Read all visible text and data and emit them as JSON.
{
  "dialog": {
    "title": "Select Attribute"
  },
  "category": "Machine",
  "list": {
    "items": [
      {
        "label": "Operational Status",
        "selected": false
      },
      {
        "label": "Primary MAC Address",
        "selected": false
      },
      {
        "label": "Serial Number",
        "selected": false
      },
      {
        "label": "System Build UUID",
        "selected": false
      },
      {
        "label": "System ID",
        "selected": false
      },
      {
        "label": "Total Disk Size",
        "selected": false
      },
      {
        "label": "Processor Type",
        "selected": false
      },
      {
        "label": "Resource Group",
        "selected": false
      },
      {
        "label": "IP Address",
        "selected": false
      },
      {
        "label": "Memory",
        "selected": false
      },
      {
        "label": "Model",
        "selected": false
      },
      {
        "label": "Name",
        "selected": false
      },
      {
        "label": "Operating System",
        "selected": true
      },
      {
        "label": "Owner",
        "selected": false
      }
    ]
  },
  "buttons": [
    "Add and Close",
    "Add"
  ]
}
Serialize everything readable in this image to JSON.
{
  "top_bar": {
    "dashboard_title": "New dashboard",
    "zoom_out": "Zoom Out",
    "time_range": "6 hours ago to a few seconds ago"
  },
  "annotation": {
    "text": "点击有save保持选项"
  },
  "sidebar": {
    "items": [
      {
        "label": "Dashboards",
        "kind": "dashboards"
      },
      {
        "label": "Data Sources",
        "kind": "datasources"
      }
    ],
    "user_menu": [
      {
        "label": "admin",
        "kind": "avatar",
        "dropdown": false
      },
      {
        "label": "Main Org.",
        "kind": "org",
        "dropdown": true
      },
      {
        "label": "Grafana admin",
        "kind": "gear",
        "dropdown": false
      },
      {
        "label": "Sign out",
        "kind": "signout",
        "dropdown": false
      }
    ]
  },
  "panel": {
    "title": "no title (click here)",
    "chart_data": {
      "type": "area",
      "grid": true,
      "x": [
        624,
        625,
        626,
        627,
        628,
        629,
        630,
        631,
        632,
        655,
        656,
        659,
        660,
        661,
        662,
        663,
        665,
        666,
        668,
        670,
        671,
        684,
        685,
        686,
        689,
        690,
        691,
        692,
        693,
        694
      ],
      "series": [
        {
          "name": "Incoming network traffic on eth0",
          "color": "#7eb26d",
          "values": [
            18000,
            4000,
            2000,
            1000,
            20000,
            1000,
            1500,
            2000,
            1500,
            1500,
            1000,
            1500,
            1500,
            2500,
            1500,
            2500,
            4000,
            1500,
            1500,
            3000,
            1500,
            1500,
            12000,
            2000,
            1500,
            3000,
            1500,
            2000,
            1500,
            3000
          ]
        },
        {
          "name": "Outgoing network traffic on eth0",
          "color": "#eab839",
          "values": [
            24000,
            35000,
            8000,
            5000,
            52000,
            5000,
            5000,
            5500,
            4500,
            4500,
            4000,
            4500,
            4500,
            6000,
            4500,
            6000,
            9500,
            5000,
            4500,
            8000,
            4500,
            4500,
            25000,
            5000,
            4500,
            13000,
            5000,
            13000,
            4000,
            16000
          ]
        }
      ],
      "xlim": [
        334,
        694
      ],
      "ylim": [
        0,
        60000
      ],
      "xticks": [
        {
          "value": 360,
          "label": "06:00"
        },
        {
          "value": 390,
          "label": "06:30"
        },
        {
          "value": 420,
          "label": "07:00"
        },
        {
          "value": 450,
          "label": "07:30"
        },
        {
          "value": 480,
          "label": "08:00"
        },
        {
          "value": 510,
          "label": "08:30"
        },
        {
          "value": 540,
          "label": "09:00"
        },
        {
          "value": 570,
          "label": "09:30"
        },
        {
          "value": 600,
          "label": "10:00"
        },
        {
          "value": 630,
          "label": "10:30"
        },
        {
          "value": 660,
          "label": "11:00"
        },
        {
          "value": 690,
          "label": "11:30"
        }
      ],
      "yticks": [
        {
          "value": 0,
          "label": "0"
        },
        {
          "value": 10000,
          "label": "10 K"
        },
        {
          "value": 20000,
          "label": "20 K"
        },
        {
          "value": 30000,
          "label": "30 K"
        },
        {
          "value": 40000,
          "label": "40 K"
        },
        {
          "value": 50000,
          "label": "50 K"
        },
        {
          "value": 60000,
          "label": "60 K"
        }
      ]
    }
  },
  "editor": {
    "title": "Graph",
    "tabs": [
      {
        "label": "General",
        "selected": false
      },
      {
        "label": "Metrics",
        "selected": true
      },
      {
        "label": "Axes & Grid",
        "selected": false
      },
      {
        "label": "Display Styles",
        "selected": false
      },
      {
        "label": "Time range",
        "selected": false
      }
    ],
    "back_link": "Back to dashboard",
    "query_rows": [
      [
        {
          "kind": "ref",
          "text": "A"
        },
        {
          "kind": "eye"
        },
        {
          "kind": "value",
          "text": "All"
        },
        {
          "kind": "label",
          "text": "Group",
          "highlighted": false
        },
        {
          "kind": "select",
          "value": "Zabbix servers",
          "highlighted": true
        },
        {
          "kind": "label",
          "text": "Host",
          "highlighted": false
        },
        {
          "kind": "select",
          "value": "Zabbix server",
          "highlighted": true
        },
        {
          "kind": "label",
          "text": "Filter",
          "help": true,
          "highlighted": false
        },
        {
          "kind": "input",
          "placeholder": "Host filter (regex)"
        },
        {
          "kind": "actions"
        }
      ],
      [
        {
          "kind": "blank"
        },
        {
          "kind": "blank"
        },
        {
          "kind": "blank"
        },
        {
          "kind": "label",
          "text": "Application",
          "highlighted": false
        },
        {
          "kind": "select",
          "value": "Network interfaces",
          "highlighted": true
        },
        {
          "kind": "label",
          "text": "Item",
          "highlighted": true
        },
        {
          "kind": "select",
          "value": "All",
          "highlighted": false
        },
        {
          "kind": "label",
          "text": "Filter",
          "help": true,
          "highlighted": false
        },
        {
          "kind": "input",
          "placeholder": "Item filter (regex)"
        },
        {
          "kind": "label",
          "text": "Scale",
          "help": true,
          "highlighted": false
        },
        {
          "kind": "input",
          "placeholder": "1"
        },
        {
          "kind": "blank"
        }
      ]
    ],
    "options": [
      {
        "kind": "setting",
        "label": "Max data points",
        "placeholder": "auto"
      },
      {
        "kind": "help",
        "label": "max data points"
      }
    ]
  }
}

## Job
Give the entries again in full, exactly as they are written.

## Final answer
Read all visible text and data and emit them as JSON.
{
  "dialog": {
    "title": "Select Attribute"
  },
  "category": "Machine",
  "list": {
    "items": [
      {
        "label": "Operational Status",
        "selected": false
      },
      {
        "label": "Primary MAC Address",
        "selected": false
      },
      {
        "label": "Serial Number",
        "selected": false
      },
      {
        "label": "System Build UUID",
        "selected": false
      },
      {
        "label": "System ID",
        "selected": false
      },
      {
        "label": "Total Disk Size",
        "selected": false
      },
      {
        "label": "Processor Type",
        "selected": false
      },
      {
        "label": "Resource Group",
        "selected": false
      },
      {
        "label": "IP Address",
        "selected": false
      },
      {
        "label": "Memory",
        "selected": false
      },
      {
        "label": "Model",
        "selected": false
      },
      {
        "label": "Name",
        "selected": false
      },
      {
        "label": "Operating System",
        "selected": true
      },
      {
        "label": "Owner",
        "selected": false
      }
    ]
  },
  "buttons": [
    "Add and Close",
    "Add"
  ]
}
Serialize everything readable in this image to JSON.
{
  "top_bar": {
    "dashboard_title": "New dashboard",
    "zoom_out": "Zoom Out",
    "time_range": "6 hours ago to a few seconds ago"
  },
  "annotation": {
    "text": "点击有save保持选项"
  },
  "sidebar": {
    "items": [
      {
        "label": "Dashboards",
        "kind": "dashboards"
      },
      {
        "label": "Data Sources",
        "kind": "datasources"
      }
    ],
    "user_menu": [
      {
        "label": "admin",
        "kind": "avatar",
        "dropdown": false
      },
      {
        "label": "Main Org.",
        "kind": "org",
        "dropdown": true
      },
      {
        "label": "Grafana admin",
        "kind": "gear",
        "dropdown": false
      },
      {
        "label": "Sign out",
        "kind": "signout",
        "dropdown": false
      }
    ]
  },
  "panel": {
    "title": "no title (click here)",
    "chart_data": {
      "type": "area",
      "grid": true,
      "x": [
        624,
        625,
        626,
        627,
        628,
        629,
        630,
        631,
        632,
        655,
        656,
        659,
        660,
        661,
        662,
        663,
        665,
        666,
        668,
        670,
        671,
        684,
        685,
        686,
        689,
        690,
        691,
        692,
        693,
        694
      ],
      "series": [
        {
          "name": "Incoming network traffic on eth0",
          "color": "#7eb26d",
          "values": [
            18000,
            4000,
            2000,
            1000,
            20000,
            1000,
            1500,
            2000,
            1500,
            1500,
            1000,
            1500,
            1500,
            2500,
            1500,
            2500,
            4000,
            1500,
            1500,
            3000,
            1500,
            1500,
            12000,
            2000,
            1500,
            3000,
            1500,
            2000,
            1500,
            3000
          ]
        },
        {
          "name": "Outgoing network traffic on eth0",
          "color": "#eab839",
          "values": [
            24000,
            35000,
            8000,
            5000,
            52000,
            5000,
            5000,
            5500,
            4500,
            4500,
            4000,
            4500,
            4500,
            6000,
            4500,
            6000,
            9500,
            5000,
            4500,
            8000,
            4500,
            4500,
            25000,
            5000,
            4500,
            13000,
            5000,
            13000,
            4000,
            16000
          ]
        }
      ],
      "xlim": [
        334,
        694
      ],
      "ylim": [
        0,
        60000
      ],
      "xticks": [
        {
          "value": 360,
          "label": "06:00"
        },
        {
          "value": 390,
          "label": "06:30"
        },
        {
          "value": 420,
          "label": "07:00"
        },
        {
          "value": 450,
          "label": "07:30"
        },
        {
          "value": 480,
          "label": "08:00"
        },
        {
          "value": 510,
          "label": "08:30"
        },
        {
          "value": 540,
          "label": "09:00"
        },
        {
          "value": 570,
          "label": "09:30"
        },
        {
          "value": 600,
          "label": "10:00"
        },
        {
          "value": 630,
          "label": "10:30"
        },
        {
          "value": 660,
          "label": "11:00"
        },
        {
          "value": 690,
          "label": "11:30"
        }
      ],
      "yticks": [
        {
          "value": 0,
          "label": "0"
        },
        {
          "value": 10000,
          "label": "10 K"
        },
        {
          "value": 20000,
          "label": "20 K"
        },
        {
          "value": 30000,
          "label": "30 K"
        },
        {
          "value": 40000,
          "label": "40 K"
        },
        {
          "value": 50000,
          "label": "50 K"
        },
        {
          "value": 60000,
          "label": "60 K"
        }
      ]
    }
  },
  "editor": {
    "title": "Graph",
    "tabs": [
      {
        "label": "General",
        "selected": false
      },
      {
        "label": "Metrics",
        "selected": true
      },
      {
        "label": "Axes & Grid",
        "selected": false
      },
      {
        "label": "Display Styles",
        "selected": false
      },
      {
        "label": "Time range",
        "selected": false
      }
    ],
    "back_link": "Back to dashboard",
    "query_rows": [
      [
        {
          "kind": "ref",
          "text": "A"
        },
        {
          "kind": "eye"
        },
        {
          "kind": "value",
          "text": "All"
        },
        {
          "kind": "label",
          "text": "Group",
          "highlighted": false
        },
        {
          "kind": "select",
          "value": "Zabbix servers",
          "highlighted": true
        },
        {
          "kind": "label",
          "text": "Host",
          "highlighted": false
        },
        {
          "kind": "select",
          "value": "Zabbix server",
          "highlighted": true
        },
        {
          "kind": "label",
          "text": "Filter",
          "help": true,
          "highlighted": false
        },
        {
          "kind": "input",
          "placeholder": "Host filter (regex)"
        },
        {
          "kind": "actions"
        }
      ],
      [
        {
          "kind": "blank"
        },
        {
          "kind": "blank"
        },
        {
          "kind": "blank"
        },
        {
          "kind": "label",
          "text": "Application",
          "highlighted": false
        },
        {
          "kind": "select",
          "value": "Network interfaces",
          "highlighted": true
        },
        {
          "kind": "label",
          "text": "Item",
          "highlighted": true
        },
        {
          "kind": "select",
          "value": "All",
          "highlighted": false
        },
        {
          "kind": "label",
          "text": "Filter",
          "help": true,
          "highlighted": false
        },
        {
          "kind": "input",
          "placeholder": "Item filter (regex)"
        },
        {
          "kind": "label",
          "text": "Scale",
          "help": true,
          "highlighted": false
        },
        {
          "kind": "input",
          "placeholder": "1"
        },
        {
          "kind": "blank"
        }
      ]
    ],
    "options": [
      {
        "kind": "setting",
        "label": "Max data points",
        "placeholder": "auto"
      },
      {
        "kind": "help",
        "label": "max data points"
      }
    ]
  }
}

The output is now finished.